Task: Copy the passage of the Argentum Backup text from "- 64-bit extensions" to "them whenever required.", substituting "presets" for "templates".

Text block:

Backup software for Microsoft Windows

Argentum Backup is a backup software program for Microsoft Windows, produced by Argentum. Argentum Backup copies files into Zip compressed folders, as well as provides native file copying. Backup copies can be created both manually and automatically on the schedule. The product features a number of backup task templates to back up common file locations on computers with Microsoft Windows. Argentum Backup has won PC Magazine Editors' Choice award and PC World Best Buy award.

==Features==

The company and reviewers

emphasize the overall raw simplicity and ease of use of the user interface of Argentum Backup software, aimed first for beginners and novice computer users. The company also stresses the minimalistic nature of the program and very fast backup operation due to the proprietary backup engine written in highly optimized and profiled C++/STL code. Other notable features include:

- 64-bit extensions (Zip64) to Zip format are supported to create large, multi-gigabyte Zip backups.
- Argentum Backup supports strong 128-bit and 256-bit AES symmetric encryption to securely protect sensitive data when backing up into Zip files. AES 256-bit strong encryption methods provide significantly greater cryptographic security than the traditional Zip encryption.
- A set of built-in backup templates to recognize and back up locations of valuable data on Windows XP, Windows 7, Windows 10, and other Microsoft Windows platforms.
- Stacking feature which allows to have several backup copies - each backup copy for a particular point of time, to allow to get back to any of them whenever required.
- XHTML reports of backup activity with actions and problems logged and detailed summary statistics shown.

Material provided:
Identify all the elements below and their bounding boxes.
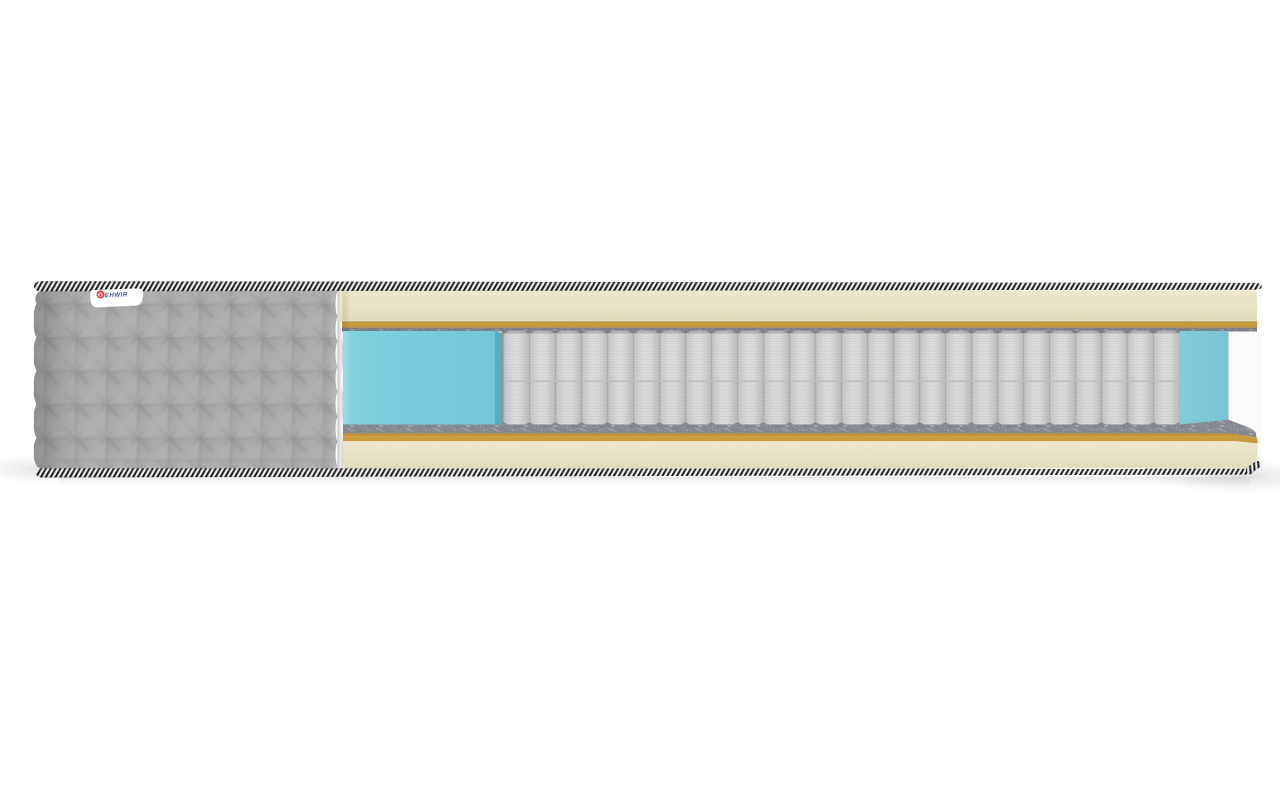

Exercise response:
- 64-bit extensions (Zip64) to Zip format are supported to create large, multi-gigabyte Zip backups.
- Argentum Backup supports strong 128-bit and 256-bit AES symmetric encryption to securely protect sensitive data when backing up into Zip files. AES 256-bit strong encryption methods provide significantly greater cryptographic security than the traditional Zip encryption.
- A set of built-in backup presets to recognize and back up locations of valuable data on Windows XP, Windows 7, Windows 10, and other Microsoft Windows platforms.
- Stacking feature which allows to have several backup copies - each backup copy for a particular point of time, to allow to get back to any of them whenever required.